-- Begin ENTRIES SUPPLIED --

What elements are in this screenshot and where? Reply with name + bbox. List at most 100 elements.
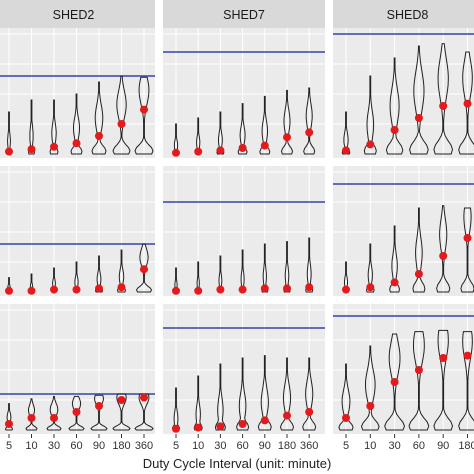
violin-shape <box>49 99 59 155</box>
median-point <box>50 142 58 151</box>
median-point <box>172 424 180 433</box>
violin-shape <box>436 205 451 293</box>
x-tick-label: 180 <box>458 440 474 452</box>
median-point <box>95 284 103 293</box>
violin-shape <box>72 261 81 293</box>
x-tick-label: 60 <box>70 440 82 452</box>
violin-shape <box>194 117 202 155</box>
facet-panel <box>333 28 474 158</box>
x-tick-label: 180 <box>278 440 296 452</box>
facet-strip-title: SHED2 <box>53 8 95 22</box>
x-tick-label: 90 <box>259 440 271 452</box>
x-tick-label: 360 <box>135 440 153 452</box>
x-tick-label: 90 <box>437 440 449 452</box>
median-point <box>95 402 103 410</box>
violin-shape <box>433 329 454 431</box>
violin-shape <box>279 357 295 431</box>
x-tick-label: 5 <box>343 440 349 452</box>
median-point <box>5 147 13 156</box>
median-point <box>439 252 448 260</box>
x-tick-label: 10 <box>192 440 204 452</box>
panel-background <box>333 166 474 296</box>
violin-shape <box>458 51 474 155</box>
violin-shape <box>365 243 375 293</box>
violin-shape <box>412 207 426 293</box>
facet-panel <box>333 166 474 296</box>
facet-strip <box>0 0 155 28</box>
median-point <box>283 284 291 293</box>
median-point <box>117 120 126 128</box>
x-tick-label: 10 <box>25 440 37 452</box>
violin-shape <box>384 333 406 431</box>
facet-panel <box>163 304 325 434</box>
median-point <box>194 423 203 432</box>
violin-shape <box>216 111 225 155</box>
violin-shape <box>134 76 154 155</box>
violin-shape <box>259 95 271 155</box>
median-point <box>260 141 269 150</box>
panel-background <box>0 28 155 158</box>
violin-shape <box>195 261 201 293</box>
median-point <box>117 283 126 292</box>
median-point <box>283 411 291 420</box>
violin-shape <box>90 394 108 431</box>
median-point <box>72 408 81 416</box>
median-point <box>50 414 58 422</box>
violin-shape <box>27 99 36 155</box>
median-point <box>366 402 375 410</box>
violin-shape <box>385 57 404 155</box>
median-point <box>414 270 423 278</box>
violin-shape <box>50 267 58 293</box>
x-tick-label: 30 <box>214 440 226 452</box>
facet-panel <box>0 28 155 158</box>
median-point <box>50 285 58 294</box>
violin-shape <box>135 243 153 293</box>
violin-shape <box>338 363 354 431</box>
violin-shape <box>460 207 474 293</box>
violin-shape <box>257 355 272 431</box>
violin-shape <box>214 363 226 431</box>
violin-shape <box>28 273 35 293</box>
median-point <box>414 366 423 374</box>
median-point <box>439 354 448 362</box>
median-point <box>390 278 399 287</box>
violin-shape <box>112 393 131 431</box>
x-tick-label: 5 <box>173 440 179 452</box>
violin-shape <box>70 93 83 155</box>
median-point <box>342 414 350 422</box>
facet-panels <box>0 28 474 434</box>
median-point <box>5 420 13 428</box>
median-point <box>194 147 203 156</box>
median-point <box>140 105 148 114</box>
violin-shape <box>239 249 246 293</box>
panel-background <box>333 28 474 158</box>
violin-shape <box>302 357 317 431</box>
median-point <box>27 414 36 422</box>
violin-shape <box>408 331 430 431</box>
median-point <box>439 102 448 110</box>
x-tick-label: 360 <box>300 440 318 452</box>
violin-shape <box>217 255 224 293</box>
panel-background <box>333 304 474 434</box>
median-point <box>260 416 269 425</box>
violin-shape <box>94 255 104 293</box>
violin-shape <box>91 81 107 155</box>
facet-strip <box>163 0 325 28</box>
median-point <box>342 285 350 294</box>
median-point <box>463 234 472 242</box>
median-point <box>72 139 81 148</box>
violin-shape <box>261 243 269 293</box>
median-point <box>238 420 247 428</box>
median-point <box>305 408 314 416</box>
median-point <box>342 146 350 155</box>
facet-panel <box>333 304 474 434</box>
violin-shape <box>433 43 454 155</box>
facet-strip-title: SHED8 <box>387 8 429 22</box>
violin-shape <box>68 395 85 431</box>
median-point <box>140 265 148 274</box>
x-tick-label: 60 <box>413 440 425 452</box>
violin-shape <box>458 331 474 431</box>
violin-shape <box>173 267 179 293</box>
median-point <box>305 283 314 292</box>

-- End ENTRIES SUPPLIED --

Copy out the rows above exactly as they appear, beginning with the line that contains "violin-shape <box>49 99 59 155</box>" and continuing through the line that contains "median-point <box>72 408 81 416</box>".

● **RESULT FOR THIS EXERCISE**
violin-shape <box>49 99 59 155</box>
median-point <box>50 142 58 151</box>
median-point <box>172 424 180 433</box>
violin-shape <box>436 205 451 293</box>
x-tick-label: 180 <box>458 440 474 452</box>
median-point <box>95 284 103 293</box>
violin-shape <box>72 261 81 293</box>
x-tick-label: 60 <box>70 440 82 452</box>
violin-shape <box>194 117 202 155</box>
facet-panel <box>333 28 474 158</box>
x-tick-label: 180 <box>278 440 296 452</box>
facet-strip-title: SHED2 <box>53 8 95 22</box>
x-tick-label: 90 <box>259 440 271 452</box>
x-tick-label: 360 <box>135 440 153 452</box>
x-tick-label: 90 <box>437 440 449 452</box>
median-point <box>95 402 103 410</box>
violin-shape <box>433 329 454 431</box>
violin-shape <box>279 357 295 431</box>
x-tick-label: 5 <box>343 440 349 452</box>
median-point <box>5 147 13 156</box>
median-point <box>439 252 448 260</box>
x-tick-label: 10 <box>192 440 204 452</box>
panel-background <box>333 166 474 296</box>
violin-shape <box>458 51 474 155</box>
violin-shape <box>365 243 375 293</box>
violin-shape <box>412 207 426 293</box>
facet-panel <box>333 166 474 296</box>
facet-strip <box>0 0 155 28</box>
median-point <box>283 284 291 293</box>
median-point <box>117 120 126 128</box>
x-tick-label: 10 <box>25 440 37 452</box>
violin-shape <box>384 333 406 431</box>
facet-panel <box>163 304 325 434</box>
median-point <box>194 423 203 432</box>
violin-shape <box>216 111 225 155</box>
violin-shape <box>134 76 154 155</box>
violin-shape <box>259 95 271 155</box>
median-point <box>260 141 269 150</box>
panel-background <box>0 28 155 158</box>
violin-shape <box>195 261 201 293</box>
median-point <box>117 283 126 292</box>
median-point <box>283 411 291 420</box>
violin-shape <box>90 394 108 431</box>
median-point <box>72 408 81 416</box>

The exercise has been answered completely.